WRITTEN EXERCISE -
Search the material for "JSON" and show all lines that contain it.

Figure record listings:
━━━

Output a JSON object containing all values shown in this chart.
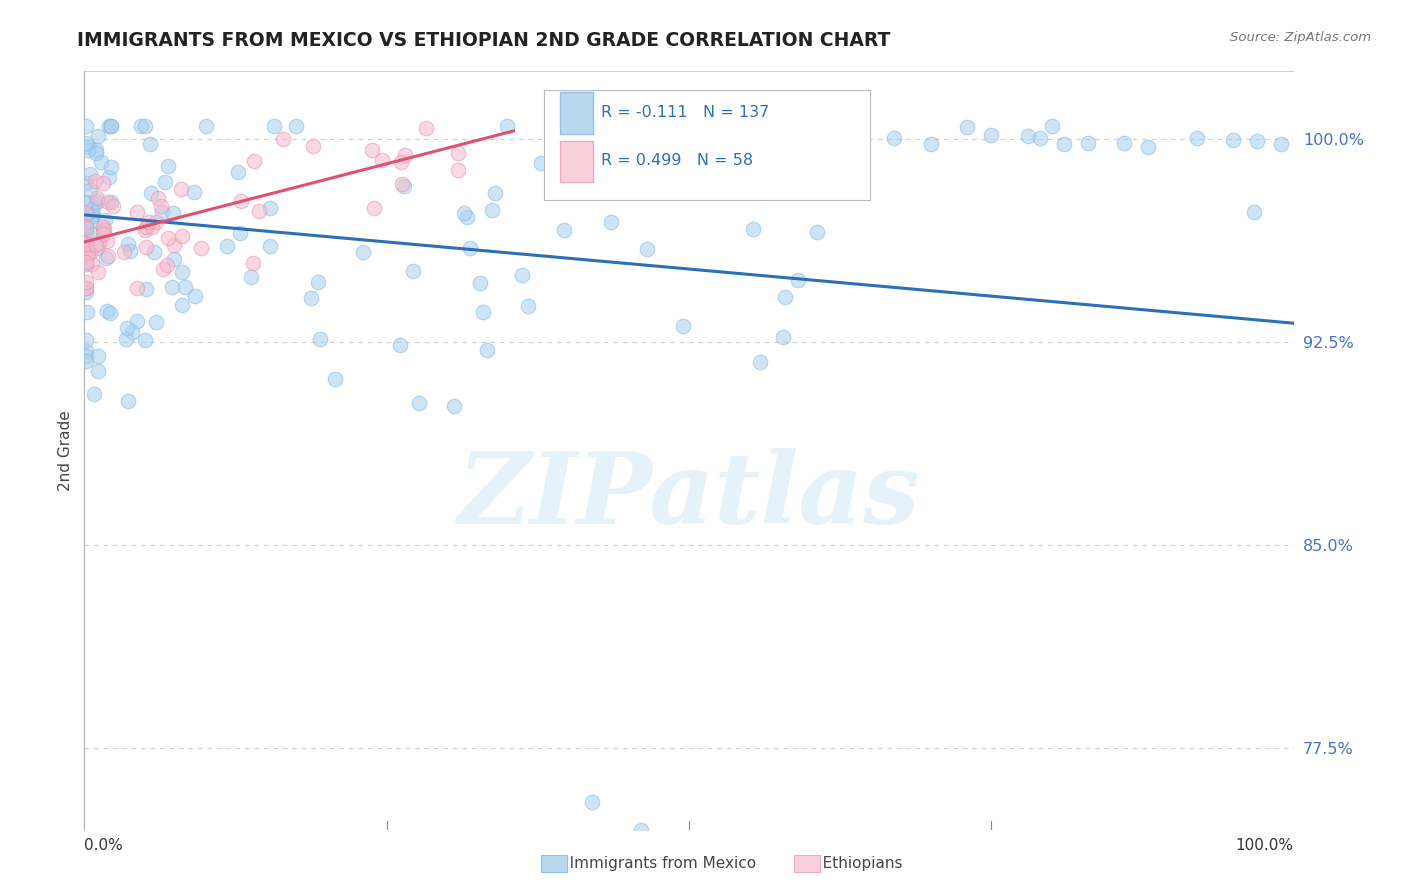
{
  "title": "IMMIGRANTS FROM MEXICO VS ETHIOPIAN 2ND GRADE CORRELATION CHART",
  "source": "Source: ZipAtlas.com",
  "ylabel": "2nd Grade",
  "legend_r_mexico": "-0.111",
  "legend_n_mexico": "137",
  "legend_r_ethiopian": "0.499",
  "legend_n_ethiopian": "58",
  "mexico_color": "#a8d0f0",
  "mexico_edge_color": "#7eb8e8",
  "ethiopian_color": "#f5b8cc",
  "ethiopian_edge_color": "#e890aa",
  "mexico_line_color": "#2d6fb5",
  "ethiopian_line_color": "#e05070",
  "watermark": "ZIPatlas",
  "background_color": "#ffffff",
  "dot_size": 110,
  "dot_alpha": 0.55,
  "xlim": [
    0.0,
    1.0
  ],
  "ylim": [
    0.745,
    1.025
  ],
  "ytick_vals": [
    0.775,
    0.85,
    0.925,
    1.0
  ],
  "ytick_labels": [
    "77.5%",
    "85.0%",
    "92.5%",
    "100.0%"
  ],
  "grid_color": "#d0d0d0",
  "top_grid_color": "#c0c0c0",
  "mexico_line_x0": 0.0,
  "mexico_line_x1": 1.0,
  "mexico_line_y0": 0.972,
  "mexico_line_y1": 0.932,
  "ethiopian_line_x0": 0.0,
  "ethiopian_line_x1": 0.355,
  "ethiopian_line_y0": 0.962,
  "ethiopian_line_y1": 1.003
}
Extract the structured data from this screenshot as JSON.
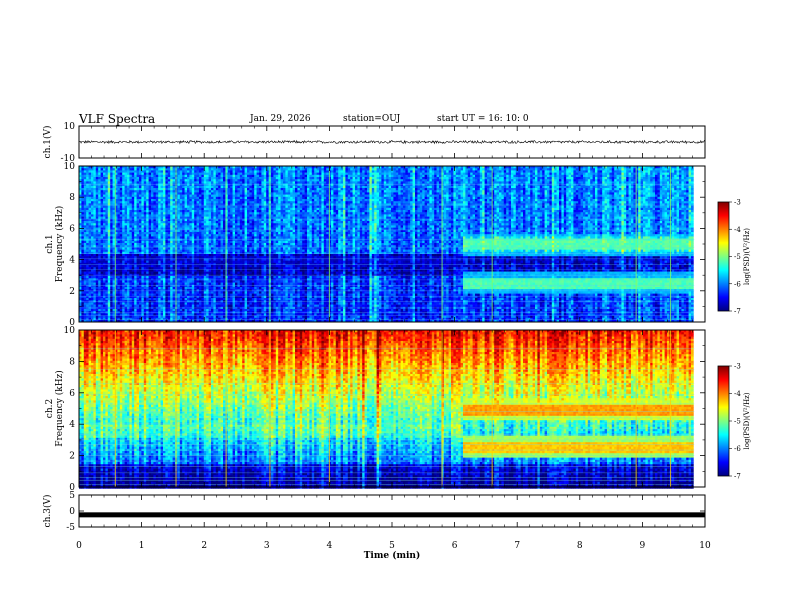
{
  "header": {
    "title": "VLF Spectra",
    "date": "Jan. 29, 2026",
    "station": "station=OUJ",
    "start_ut": "start  UT =   16: 10: 0"
  },
  "colormap": [
    "#00007f",
    "#0000ff",
    "#0080ff",
    "#00ffff",
    "#80ff80",
    "#ffff00",
    "#ff8000",
    "#ff0000",
    "#7f0000"
  ],
  "chart_data": [
    {
      "id": "ch1_waveform",
      "type": "line",
      "ylabel": "ch.1(V)",
      "ylim": [
        -10,
        10
      ],
      "y_ticks": [
        "10",
        "-10"
      ],
      "xlim": [
        0,
        10
      ],
      "series": [
        {
          "level": 0,
          "peak_amplitude": 1
        }
      ]
    },
    {
      "id": "ch1_spectrogram",
      "type": "heatmap",
      "ylabel": "ch.1\nFrequency (kHz)",
      "ylim": [
        0,
        10
      ],
      "y_ticks": [
        "0",
        "2",
        "4",
        "6",
        "8",
        "10"
      ],
      "xlim": [
        0,
        9.83
      ],
      "colorbar": {
        "label": "log(PSD)(V²/Hz)",
        "range": [
          -7,
          -3
        ],
        "ticks": [
          "-3",
          "-4",
          "-5",
          "-6",
          "-7"
        ]
      },
      "bands": [
        {
          "t_start": 0,
          "t_end": 6.1,
          "f": 3.8,
          "level": 0.05
        },
        {
          "t_start": 6.1,
          "t_end": 9.83,
          "f": 4.95,
          "level": 0.45
        },
        {
          "t_start": 6.1,
          "t_end": 9.83,
          "f": 2.5,
          "level": 0.45
        }
      ],
      "impulses_min": [
        0.58,
        1.55,
        2.35,
        3.05,
        4.0,
        5.8,
        6.6,
        8.9,
        9.45
      ]
    },
    {
      "id": "ch2_spectrogram",
      "type": "heatmap",
      "ylabel": "ch.2\nFrequency (kHz)",
      "ylim": [
        0,
        10
      ],
      "y_ticks": [
        "0",
        "2",
        "4",
        "6",
        "8",
        "10"
      ],
      "xlim": [
        0,
        9.83
      ],
      "colorbar": {
        "label": "log(PSD)(V²/Hz)",
        "range": [
          -7,
          -3
        ],
        "ticks": [
          "-3",
          "-4",
          "-5",
          "-6",
          "-7"
        ]
      },
      "bands": [
        {
          "t_start": 6.1,
          "t_end": 9.83,
          "f": 4.95,
          "level": 0.72
        },
        {
          "t_start": 6.1,
          "t_end": 9.83,
          "f": 2.55,
          "level": 0.68
        }
      ],
      "impulses_min": [
        0.58,
        1.55,
        2.35,
        3.05,
        4.0,
        5.8,
        6.6,
        8.9,
        9.45
      ]
    },
    {
      "id": "ch3_waveform",
      "type": "line",
      "ylabel": "ch.3(V)",
      "ylim": [
        -5,
        5
      ],
      "y_ticks": [
        "5",
        "0",
        "-5"
      ],
      "xlim": [
        0,
        10
      ],
      "series": [
        {
          "level": -1.2,
          "peak_amplitude": 0.2
        }
      ]
    }
  ],
  "x_axis": {
    "label": "Time (min)",
    "ticks": [
      "0",
      "1",
      "2",
      "3",
      "4",
      "5",
      "6",
      "7",
      "8",
      "9",
      "10"
    ]
  }
}
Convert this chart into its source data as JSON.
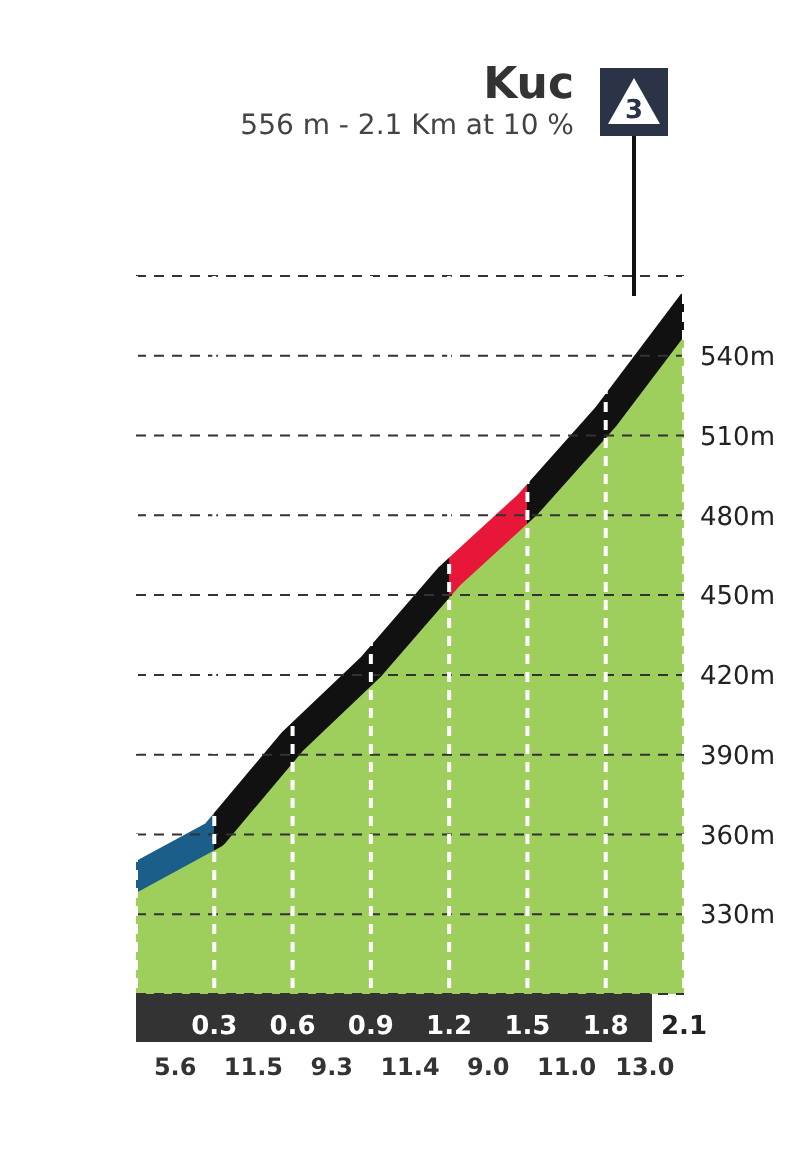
{
  "chart_data": {
    "type": "area",
    "title": "Kuc",
    "subtitle": "556 m - 2.1 Km at 10 %",
    "x": [
      0,
      0.3,
      0.6,
      0.9,
      1.2,
      1.5,
      1.8,
      2.1
    ],
    "series": [
      {
        "color": "#8dc63f",
        "values": [
          344,
          360,
          395,
          423,
          457,
          484,
          517,
          556
        ],
        "colors": [
          "#1b5e8a",
          "#1b5e8a",
          "#111111",
          "#111111",
          "#111111",
          "#e8173a",
          "#111111",
          "#111111"
        ]
      }
    ],
    "xlim": [
      0,
      2.1
    ],
    "xticks": [
      0.3,
      0.6,
      0.9,
      1.2,
      1.5,
      1.8,
      2.1
    ],
    "ylim": [
      300,
      570
    ],
    "yticks": [
      {
        "value": 330,
        "label": "330m"
      },
      {
        "value": 360,
        "label": "360m"
      },
      {
        "value": 390,
        "label": "390m"
      },
      {
        "value": 420,
        "label": "420m"
      },
      {
        "value": 450,
        "label": "450m"
      },
      {
        "value": 480,
        "label": "480m"
      },
      {
        "value": 510,
        "label": "510m"
      },
      {
        "value": 540,
        "label": "540m"
      }
    ],
    "grid": true,
    "annotations": [
      "5.6",
      "11.5",
      "9.3",
      "11.4",
      "9.0",
      "11.0",
      "13.0",
      "3"
    ]
  }
}
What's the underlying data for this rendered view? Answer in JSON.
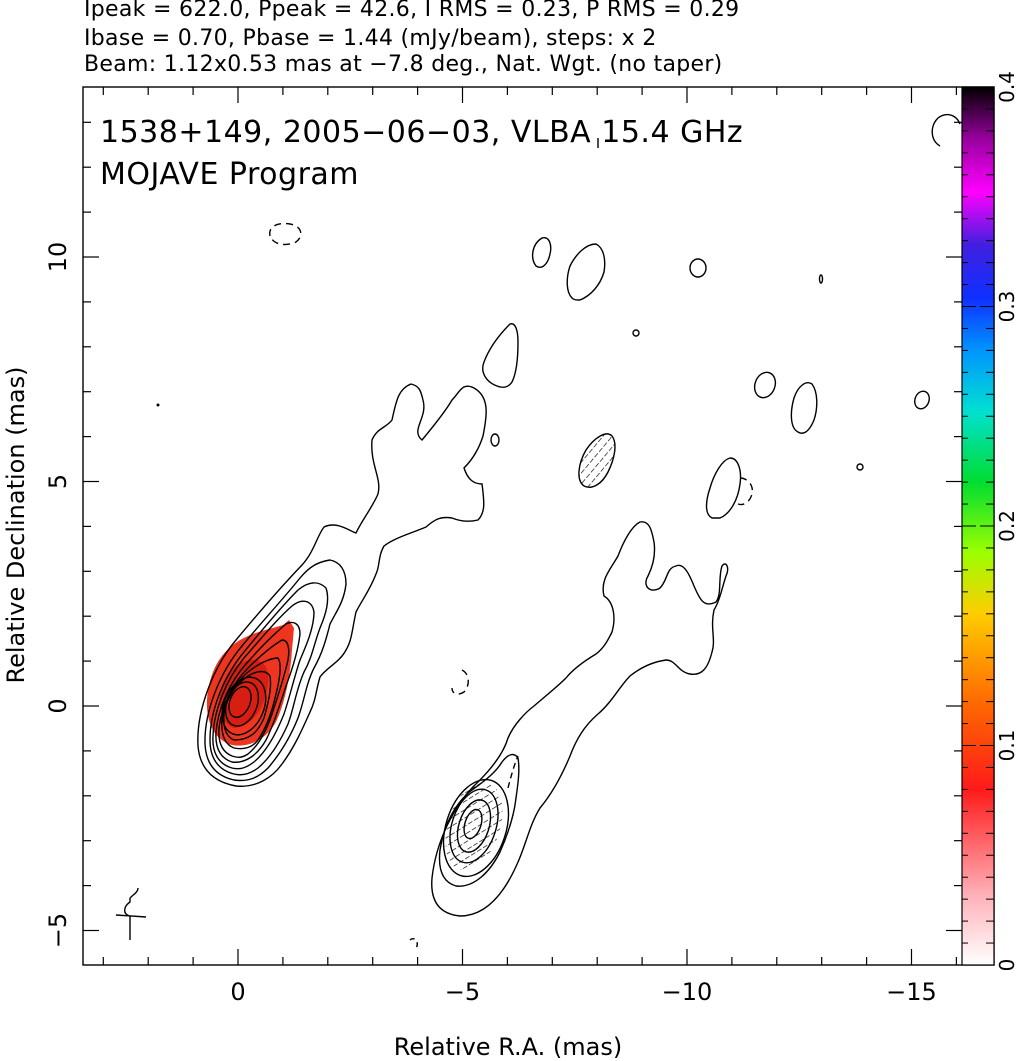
{
  "header": {
    "line1": "Ipeak = 622.0, Ppeak = 42.6, I RMS = 0.23, P RMS = 0.29",
    "line2": "Ibase = 0.70, Pbase = 1.44 (mJy/beam), steps: x 2",
    "line3": "Beam: 1.12x0.53 mas at −7.8 deg., Nat. Wgt. (no taper)"
  },
  "annotations": {
    "line1": "1538+149, 2005−06−03, VLBA 15.4 GHz",
    "line2": "MOJAVE Program"
  },
  "chart_data": {
    "type": "contour",
    "xlabel": "Relative R.A. (mas)",
    "ylabel": "Relative Declination (mas)",
    "xlim": [
      3.5,
      -16.5
    ],
    "ylim": [
      -5.8,
      13.8
    ],
    "x_ticks": [
      0,
      -5,
      -10,
      -15
    ],
    "x_tick_labels": [
      "0",
      "−5",
      "−10",
      "−15"
    ],
    "y_ticks": [
      -5,
      0,
      5,
      10
    ],
    "y_tick_labels": [
      "−5",
      "0",
      "5",
      "10"
    ],
    "colorbar": {
      "min": 0,
      "max": 0.4,
      "ticks": [
        0,
        0.1,
        0.2,
        0.3,
        0.4
      ],
      "tick_labels": [
        "0",
        "0.1",
        "0.2",
        "0.3",
        "0.4"
      ]
    },
    "colors": {
      "core_fill": "#ee3520",
      "core_fill_dark": "#d61e12"
    }
  }
}
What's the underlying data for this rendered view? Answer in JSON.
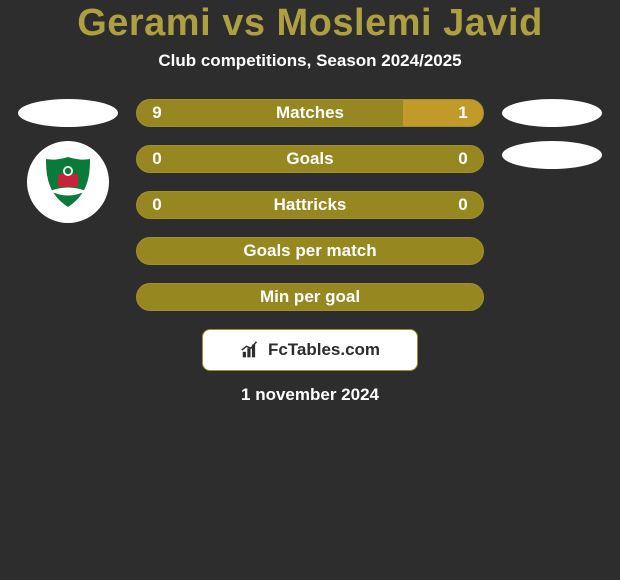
{
  "colors": {
    "background": "#2d2d2d",
    "accent_title": "#aea041",
    "text": "#ffffff",
    "pill": "#ffffff",
    "bar_track": "#a2912b",
    "bar_fill_left": "#978721",
    "bar_fill_right": "#c19a2a",
    "border": "#a2912b",
    "logo_bg": "#ffffff",
    "badge_bg": "#ffffff"
  },
  "header": {
    "title": "Gerami vs Moslemi Javid",
    "subtitle": "Club competitions, Season 2024/2025"
  },
  "left": {
    "has_team_badge": true
  },
  "right": {
    "has_team_badge": false
  },
  "bars": [
    {
      "label": "Matches",
      "left": "9",
      "right": "1",
      "left_pct": 77,
      "right_pct": 23
    },
    {
      "label": "Goals",
      "left": "0",
      "right": "0",
      "left_pct": 100,
      "right_pct": 0
    },
    {
      "label": "Hattricks",
      "left": "0",
      "right": "0",
      "left_pct": 100,
      "right_pct": 0
    },
    {
      "label": "Goals per match",
      "left": "",
      "right": "",
      "left_pct": 100,
      "right_pct": 0
    },
    {
      "label": "Min per goal",
      "left": "",
      "right": "",
      "left_pct": 100,
      "right_pct": 0
    }
  ],
  "footer": {
    "logo_text": "FcTables.com",
    "date": "1 november 2024"
  }
}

━━━

EXERCISE ANSWER -
Output a JSON object containing all values shown in this chart.
Extract the structured data from this screenshot as JSON.
Convert this chart into its source data as JSON.
What's the underlying data for this rendered view? Answer in JSON.
What's the underlying data for this rendered view? Answer in JSON.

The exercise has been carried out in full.